**EXERCISE**
Give every line again exactly as it appears, please, but not the pictures.

**DATA EXCERPTS**
<<<<

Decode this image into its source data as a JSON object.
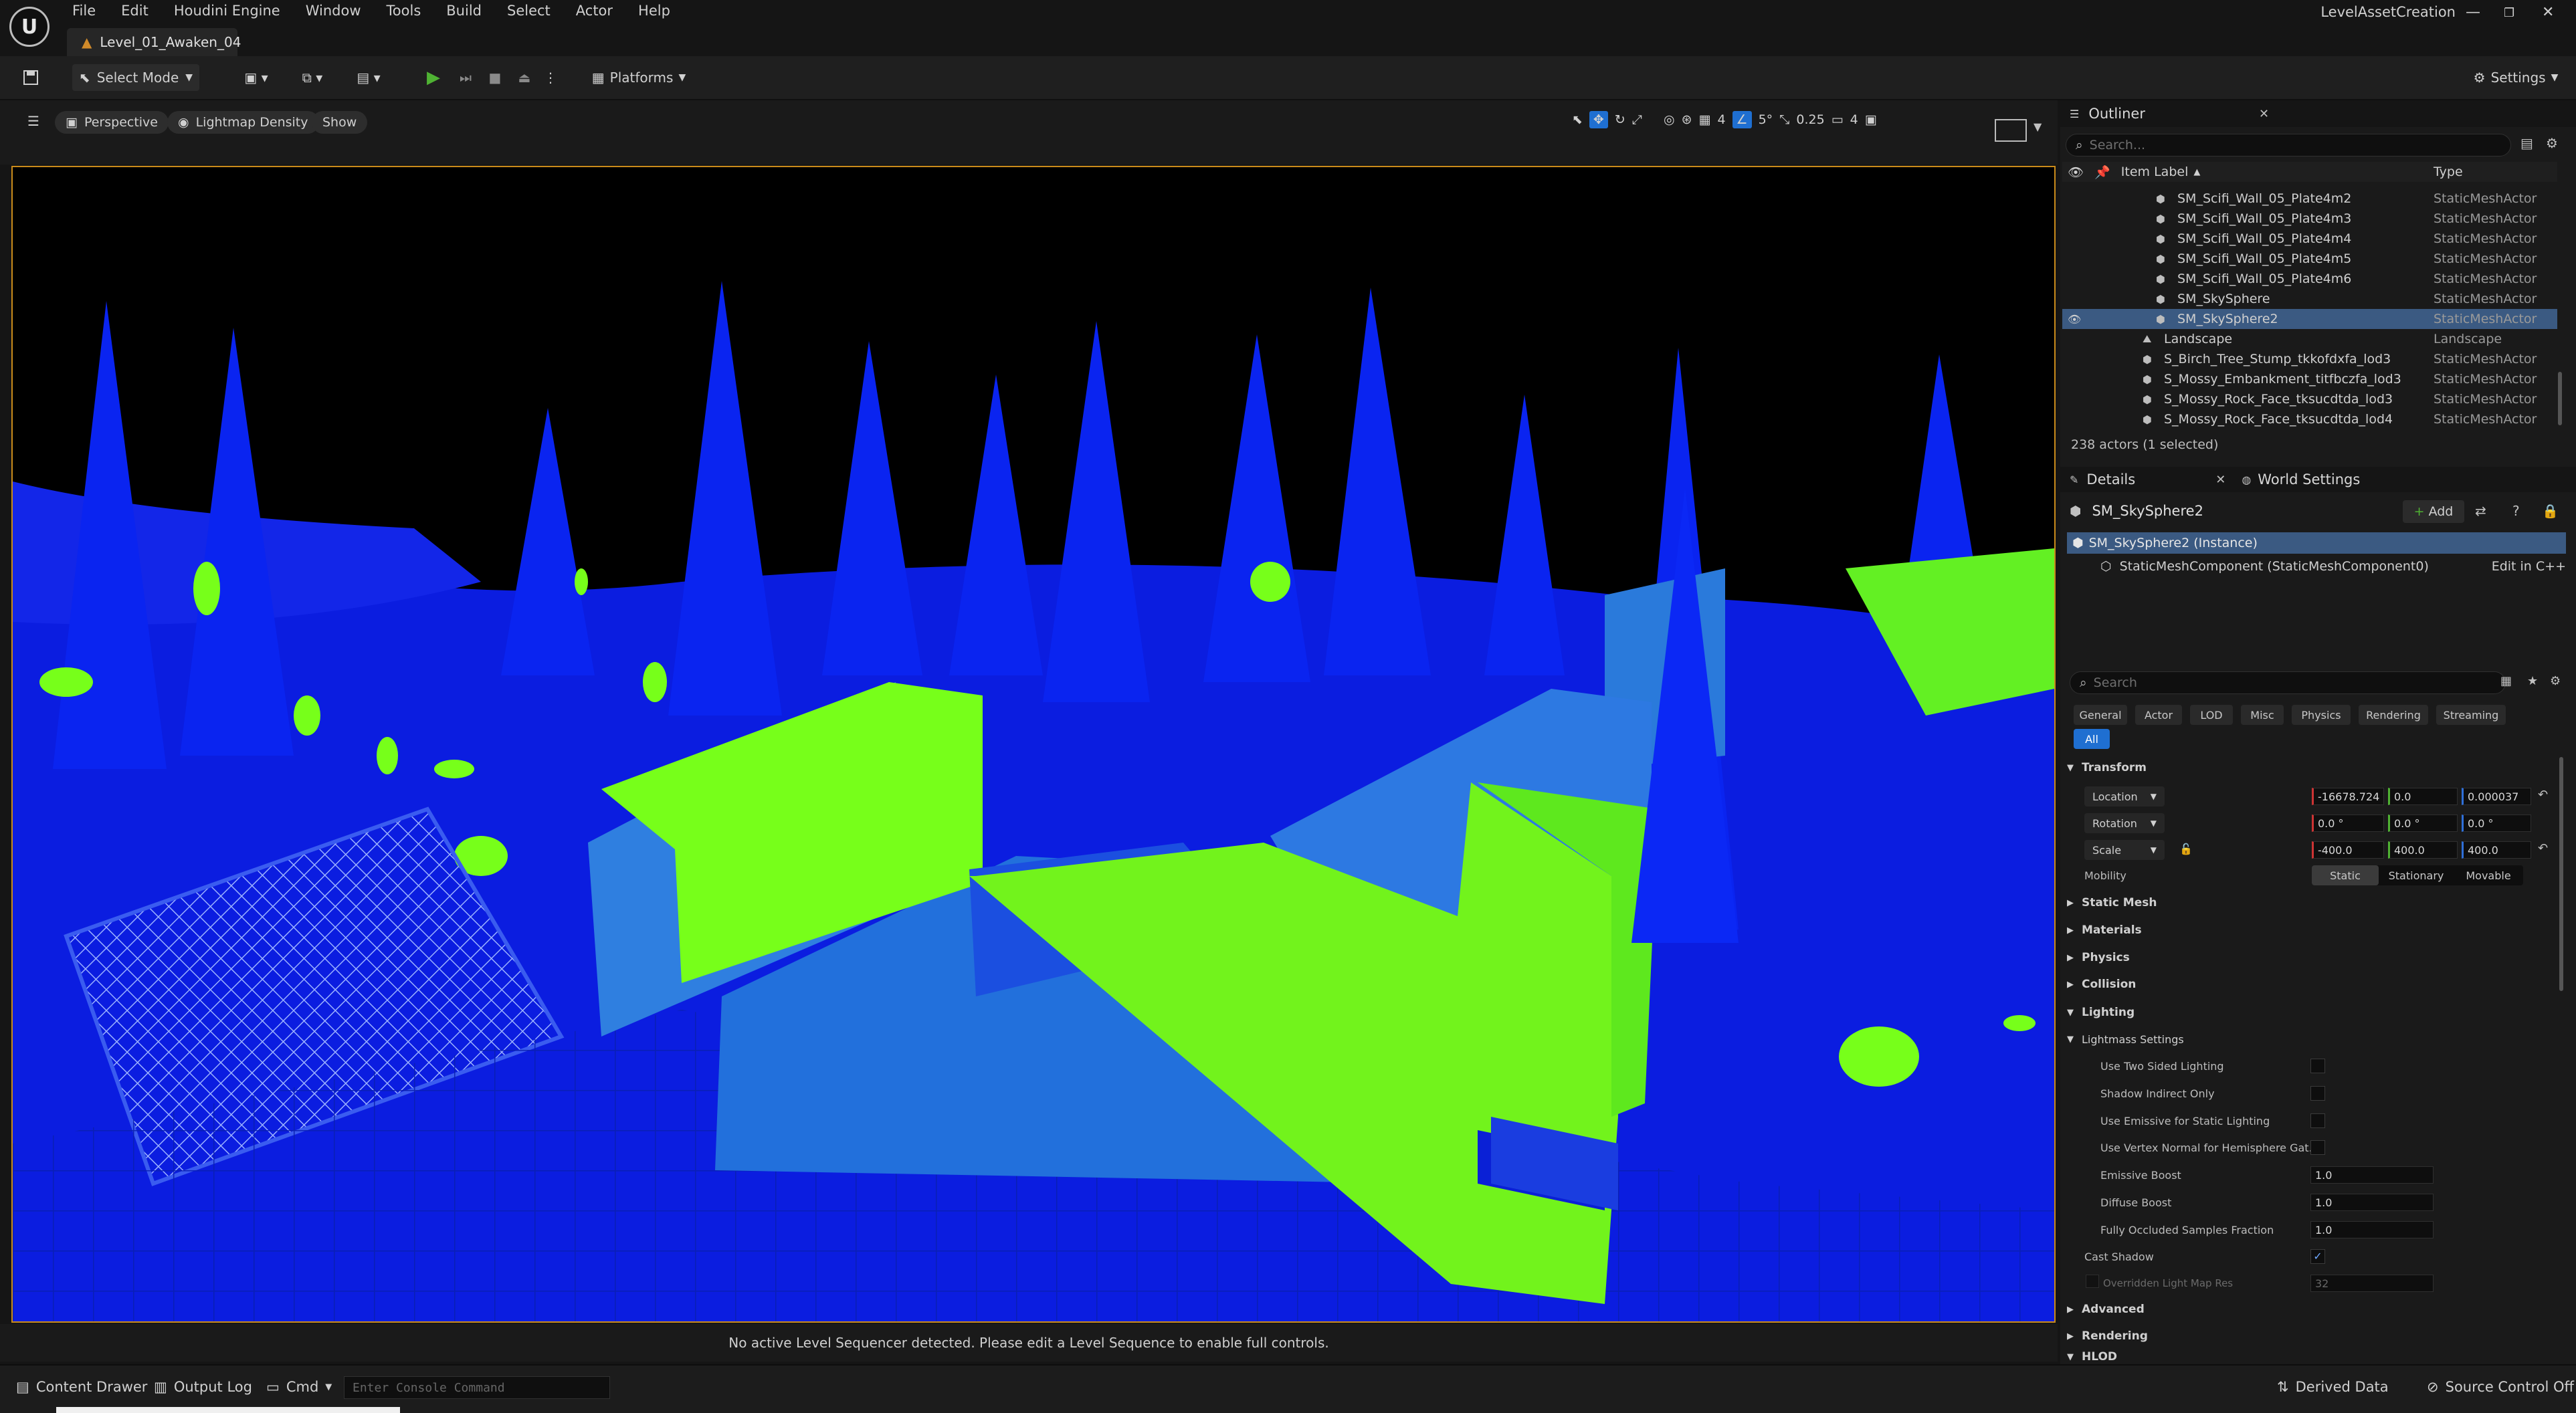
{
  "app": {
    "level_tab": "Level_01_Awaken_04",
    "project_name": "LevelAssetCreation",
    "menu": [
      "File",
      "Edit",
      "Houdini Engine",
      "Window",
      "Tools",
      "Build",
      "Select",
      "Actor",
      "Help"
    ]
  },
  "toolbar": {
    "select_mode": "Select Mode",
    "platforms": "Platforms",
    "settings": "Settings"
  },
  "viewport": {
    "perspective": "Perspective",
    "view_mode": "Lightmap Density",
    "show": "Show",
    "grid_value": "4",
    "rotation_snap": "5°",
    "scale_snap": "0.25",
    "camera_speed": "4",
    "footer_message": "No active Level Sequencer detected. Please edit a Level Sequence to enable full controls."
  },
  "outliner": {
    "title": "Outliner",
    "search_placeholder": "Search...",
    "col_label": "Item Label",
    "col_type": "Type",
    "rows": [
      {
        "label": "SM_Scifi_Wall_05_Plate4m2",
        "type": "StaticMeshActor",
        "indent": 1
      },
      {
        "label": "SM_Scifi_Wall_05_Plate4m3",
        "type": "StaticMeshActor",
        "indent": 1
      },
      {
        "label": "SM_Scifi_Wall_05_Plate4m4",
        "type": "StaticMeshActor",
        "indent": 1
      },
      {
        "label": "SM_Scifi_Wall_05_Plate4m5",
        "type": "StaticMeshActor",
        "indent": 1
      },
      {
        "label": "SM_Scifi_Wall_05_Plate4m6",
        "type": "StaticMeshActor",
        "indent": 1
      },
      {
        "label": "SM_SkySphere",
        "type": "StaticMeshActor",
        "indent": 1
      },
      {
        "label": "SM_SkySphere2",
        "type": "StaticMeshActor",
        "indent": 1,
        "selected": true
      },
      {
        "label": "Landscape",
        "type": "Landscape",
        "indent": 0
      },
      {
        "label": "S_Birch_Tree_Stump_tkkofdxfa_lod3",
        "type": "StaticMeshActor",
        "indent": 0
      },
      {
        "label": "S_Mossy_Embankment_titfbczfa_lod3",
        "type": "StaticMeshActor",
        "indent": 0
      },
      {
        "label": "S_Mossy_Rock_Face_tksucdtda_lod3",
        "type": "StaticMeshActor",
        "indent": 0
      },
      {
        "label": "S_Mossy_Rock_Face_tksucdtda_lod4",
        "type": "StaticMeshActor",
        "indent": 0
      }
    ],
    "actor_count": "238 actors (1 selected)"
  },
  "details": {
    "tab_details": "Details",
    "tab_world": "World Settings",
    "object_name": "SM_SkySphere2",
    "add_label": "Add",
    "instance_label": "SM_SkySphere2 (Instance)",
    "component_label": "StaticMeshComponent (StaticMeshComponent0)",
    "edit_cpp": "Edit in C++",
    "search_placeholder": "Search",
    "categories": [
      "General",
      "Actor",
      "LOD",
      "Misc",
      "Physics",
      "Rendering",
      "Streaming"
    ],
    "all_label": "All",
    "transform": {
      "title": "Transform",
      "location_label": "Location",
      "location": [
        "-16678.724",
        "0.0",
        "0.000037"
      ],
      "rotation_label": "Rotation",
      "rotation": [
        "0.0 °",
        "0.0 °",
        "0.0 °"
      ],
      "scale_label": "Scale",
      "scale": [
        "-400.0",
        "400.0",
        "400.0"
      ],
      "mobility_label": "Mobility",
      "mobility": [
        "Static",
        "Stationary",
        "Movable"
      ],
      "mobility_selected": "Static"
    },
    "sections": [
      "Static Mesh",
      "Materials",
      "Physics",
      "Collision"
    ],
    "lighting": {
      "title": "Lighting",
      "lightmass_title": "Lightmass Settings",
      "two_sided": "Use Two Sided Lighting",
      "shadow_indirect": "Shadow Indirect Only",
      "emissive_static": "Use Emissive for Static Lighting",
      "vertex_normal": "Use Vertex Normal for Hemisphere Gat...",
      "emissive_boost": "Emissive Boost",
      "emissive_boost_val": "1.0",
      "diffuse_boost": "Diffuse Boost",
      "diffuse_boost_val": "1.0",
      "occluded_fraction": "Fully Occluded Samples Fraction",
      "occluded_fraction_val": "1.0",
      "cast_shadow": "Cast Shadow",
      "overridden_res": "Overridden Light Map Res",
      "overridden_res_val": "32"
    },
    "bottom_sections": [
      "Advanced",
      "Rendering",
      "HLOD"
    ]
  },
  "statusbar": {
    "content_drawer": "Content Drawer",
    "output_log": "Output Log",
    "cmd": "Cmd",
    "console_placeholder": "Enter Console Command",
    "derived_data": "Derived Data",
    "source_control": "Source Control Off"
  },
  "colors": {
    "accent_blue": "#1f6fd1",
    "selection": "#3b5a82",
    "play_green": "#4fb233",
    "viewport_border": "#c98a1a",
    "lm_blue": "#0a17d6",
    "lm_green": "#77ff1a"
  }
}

>>>>

**RESULT OF THE TASK**
Decode this image into its source data as a JSON object.
{
  "app": {
    "level_tab": "Level_01_Awaken_04",
    "project_name": "LevelAssetCreation",
    "menu": [
      "File",
      "Edit",
      "Houdini Engine",
      "Window",
      "Tools",
      "Build",
      "Select",
      "Actor",
      "Help"
    ]
  },
  "toolbar": {
    "select_mode": "Select Mode",
    "platforms": "Platforms",
    "settings": "Settings"
  },
  "viewport": {
    "perspective": "Perspective",
    "view_mode": "Lightmap Density",
    "show": "Show",
    "grid_value": "4",
    "rotation_snap": "5°",
    "scale_snap": "0.25",
    "camera_speed": "4",
    "footer_message": "No active Level Sequencer detected. Please edit a Level Sequence to enable full controls."
  },
  "outliner": {
    "title": "Outliner",
    "search_placeholder": "Search...",
    "col_label": "Item Label",
    "col_type": "Type",
    "rows": [
      {
        "label": "SM_Scifi_Wall_05_Plate4m2",
        "type": "StaticMeshActor",
        "indent": 1
      },
      {
        "label": "SM_Scifi_Wall_05_Plate4m3",
        "type": "StaticMeshActor",
        "indent": 1
      },
      {
        "label": "SM_Scifi_Wall_05_Plate4m4",
        "type": "StaticMeshActor",
        "indent": 1
      },
      {
        "label": "SM_Scifi_Wall_05_Plate4m5",
        "type": "StaticMeshActor",
        "indent": 1
      },
      {
        "label": "SM_Scifi_Wall_05_Plate4m6",
        "type": "StaticMeshActor",
        "indent": 1
      },
      {
        "label": "SM_SkySphere",
        "type": "StaticMeshActor",
        "indent": 1
      },
      {
        "label": "SM_SkySphere2",
        "type": "StaticMeshActor",
        "indent": 1,
        "selected": true
      },
      {
        "label": "Landscape",
        "type": "Landscape",
        "indent": 0
      },
      {
        "label": "S_Birch_Tree_Stump_tkkofdxfa_lod3",
        "type": "StaticMeshActor",
        "indent": 0
      },
      {
        "label": "S_Mossy_Embankment_titfbczfa_lod3",
        "type": "StaticMeshActor",
        "indent": 0
      },
      {
        "label": "S_Mossy_Rock_Face_tksucdtda_lod3",
        "type": "StaticMeshActor",
        "indent": 0
      },
      {
        "label": "S_Mossy_Rock_Face_tksucdtda_lod4",
        "type": "StaticMeshActor",
        "indent": 0
      }
    ],
    "actor_count": "238 actors (1 selected)"
  },
  "details": {
    "tab_details": "Details",
    "tab_world": "World Settings",
    "object_name": "SM_SkySphere2",
    "add_label": "Add",
    "instance_label": "SM_SkySphere2 (Instance)",
    "component_label": "StaticMeshComponent (StaticMeshComponent0)",
    "edit_cpp": "Edit in C++",
    "search_placeholder": "Search",
    "categories": [
      "General",
      "Actor",
      "LOD",
      "Misc",
      "Physics",
      "Rendering",
      "Streaming"
    ],
    "all_label": "All",
    "transform": {
      "title": "Transform",
      "location_label": "Location",
      "location": [
        "-16678.724",
        "0.0",
        "0.000037"
      ],
      "rotation_label": "Rotation",
      "rotation": [
        "0.0 °",
        "0.0 °",
        "0.0 °"
      ],
      "scale_label": "Scale",
      "scale": [
        "-400.0",
        "400.0",
        "400.0"
      ],
      "mobility_label": "Mobility",
      "mobility": [
        "Static",
        "Stationary",
        "Movable"
      ],
      "mobility_selected": "Static"
    },
    "sections": [
      "Static Mesh",
      "Materials",
      "Physics",
      "Collision"
    ],
    "lighting": {
      "title": "Lighting",
      "lightmass_title": "Lightmass Settings",
      "two_sided": "Use Two Sided Lighting",
      "shadow_indirect": "Shadow Indirect Only",
      "emissive_static": "Use Emissive for Static Lighting",
      "vertex_normal": "Use Vertex Normal for Hemisphere Gat...",
      "emissive_boost": "Emissive Boost",
      "emissive_boost_val": "1.0",
      "diffuse_boost": "Diffuse Boost",
      "diffuse_boost_val": "1.0",
      "occluded_fraction": "Fully Occluded Samples Fraction",
      "occluded_fraction_val": "1.0",
      "cast_shadow": "Cast Shadow",
      "overridden_res": "Overridden Light Map Res",
      "overridden_res_val": "32"
    },
    "bottom_sections": [
      "Advanced",
      "Rendering",
      "HLOD"
    ]
  },
  "statusbar": {
    "content_drawer": "Content Drawer",
    "output_log": "Output Log",
    "cmd": "Cmd",
    "console_placeholder": "Enter Console Command",
    "derived_data": "Derived Data",
    "source_control": "Source Control Off"
  },
  "colors": {
    "accent_blue": "#1f6fd1",
    "selection": "#3b5a82",
    "play_green": "#4fb233",
    "viewport_border": "#c98a1a",
    "lm_blue": "#0a17d6",
    "lm_green": "#77ff1a"
  }
}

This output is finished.